> **WHAT NEEDS TO BE DONE**: Copy out every line in which the string "lobe" occurs.

> **RECORDS FOR THE TASK**:
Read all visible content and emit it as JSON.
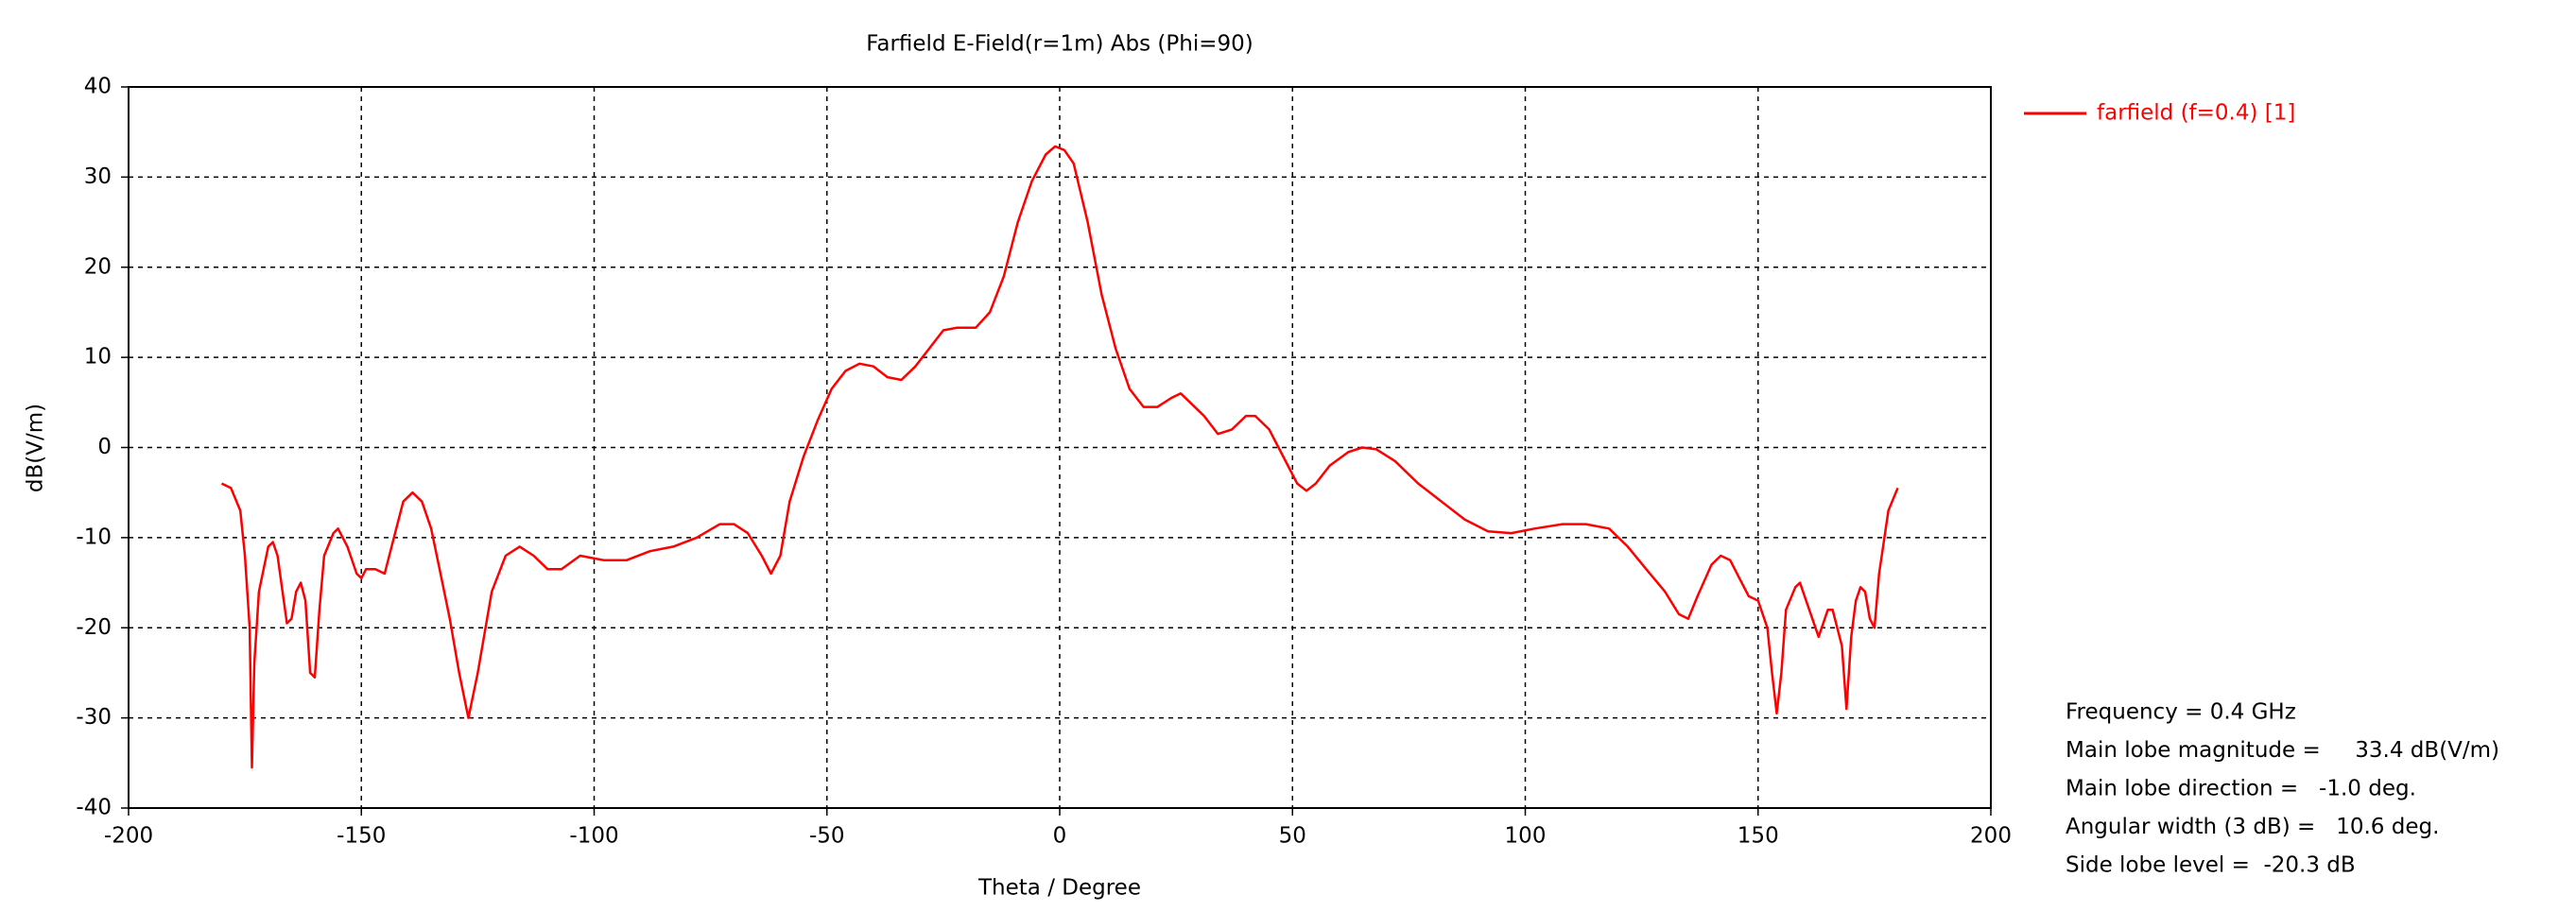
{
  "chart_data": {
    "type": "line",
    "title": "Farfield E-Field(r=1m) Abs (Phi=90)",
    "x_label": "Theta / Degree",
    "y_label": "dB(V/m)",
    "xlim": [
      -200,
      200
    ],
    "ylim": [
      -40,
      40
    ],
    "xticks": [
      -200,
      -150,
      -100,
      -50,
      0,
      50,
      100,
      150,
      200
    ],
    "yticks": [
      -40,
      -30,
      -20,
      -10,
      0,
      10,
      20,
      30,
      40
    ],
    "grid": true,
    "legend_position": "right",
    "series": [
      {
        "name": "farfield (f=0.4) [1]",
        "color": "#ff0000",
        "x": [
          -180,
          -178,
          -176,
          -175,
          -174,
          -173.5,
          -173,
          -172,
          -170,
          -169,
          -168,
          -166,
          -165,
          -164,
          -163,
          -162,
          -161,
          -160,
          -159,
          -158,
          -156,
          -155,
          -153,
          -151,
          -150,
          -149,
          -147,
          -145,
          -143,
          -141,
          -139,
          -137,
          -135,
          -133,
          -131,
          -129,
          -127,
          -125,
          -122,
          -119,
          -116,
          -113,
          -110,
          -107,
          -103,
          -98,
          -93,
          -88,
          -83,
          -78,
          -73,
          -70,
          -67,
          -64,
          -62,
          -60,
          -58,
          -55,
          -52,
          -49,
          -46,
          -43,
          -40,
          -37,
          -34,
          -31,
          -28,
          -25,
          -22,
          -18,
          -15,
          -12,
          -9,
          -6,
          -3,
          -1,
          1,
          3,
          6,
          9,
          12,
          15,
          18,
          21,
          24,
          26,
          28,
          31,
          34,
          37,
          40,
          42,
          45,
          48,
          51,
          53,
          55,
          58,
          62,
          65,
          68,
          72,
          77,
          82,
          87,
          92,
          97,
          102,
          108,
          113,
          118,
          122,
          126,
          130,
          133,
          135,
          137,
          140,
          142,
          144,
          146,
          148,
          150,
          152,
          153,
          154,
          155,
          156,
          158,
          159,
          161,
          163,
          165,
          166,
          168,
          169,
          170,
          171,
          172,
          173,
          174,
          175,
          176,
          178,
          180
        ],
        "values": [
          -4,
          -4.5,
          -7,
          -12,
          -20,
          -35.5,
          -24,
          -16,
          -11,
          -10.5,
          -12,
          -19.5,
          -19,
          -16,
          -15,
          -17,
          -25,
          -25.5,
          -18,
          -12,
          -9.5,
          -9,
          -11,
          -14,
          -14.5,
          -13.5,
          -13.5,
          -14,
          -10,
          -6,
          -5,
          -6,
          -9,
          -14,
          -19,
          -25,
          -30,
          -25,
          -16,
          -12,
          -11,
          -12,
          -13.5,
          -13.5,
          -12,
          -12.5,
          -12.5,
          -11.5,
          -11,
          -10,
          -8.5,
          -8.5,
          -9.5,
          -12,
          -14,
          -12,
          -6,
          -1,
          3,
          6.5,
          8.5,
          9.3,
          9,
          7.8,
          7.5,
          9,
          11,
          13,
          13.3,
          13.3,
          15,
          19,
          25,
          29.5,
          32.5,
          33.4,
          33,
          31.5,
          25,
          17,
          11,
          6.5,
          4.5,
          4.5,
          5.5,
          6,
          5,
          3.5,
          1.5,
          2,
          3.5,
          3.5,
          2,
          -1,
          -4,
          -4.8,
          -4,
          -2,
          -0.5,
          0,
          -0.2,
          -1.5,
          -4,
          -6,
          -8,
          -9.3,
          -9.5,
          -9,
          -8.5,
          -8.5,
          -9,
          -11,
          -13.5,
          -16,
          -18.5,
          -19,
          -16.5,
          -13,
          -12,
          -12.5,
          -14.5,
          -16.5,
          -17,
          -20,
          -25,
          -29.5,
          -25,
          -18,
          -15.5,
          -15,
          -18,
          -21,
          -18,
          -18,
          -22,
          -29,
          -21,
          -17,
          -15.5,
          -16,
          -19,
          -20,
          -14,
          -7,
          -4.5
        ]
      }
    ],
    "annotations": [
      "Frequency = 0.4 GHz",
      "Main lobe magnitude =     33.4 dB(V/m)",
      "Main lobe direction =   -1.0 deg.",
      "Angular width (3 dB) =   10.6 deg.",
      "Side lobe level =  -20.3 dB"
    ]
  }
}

> **EXERCISE ANSWER**:
      "Main lobe magnitude =     33.4 dB(V/m)",
      "Main lobe direction =   -1.0 deg.",
      "Side lobe level =  -20.3 dB"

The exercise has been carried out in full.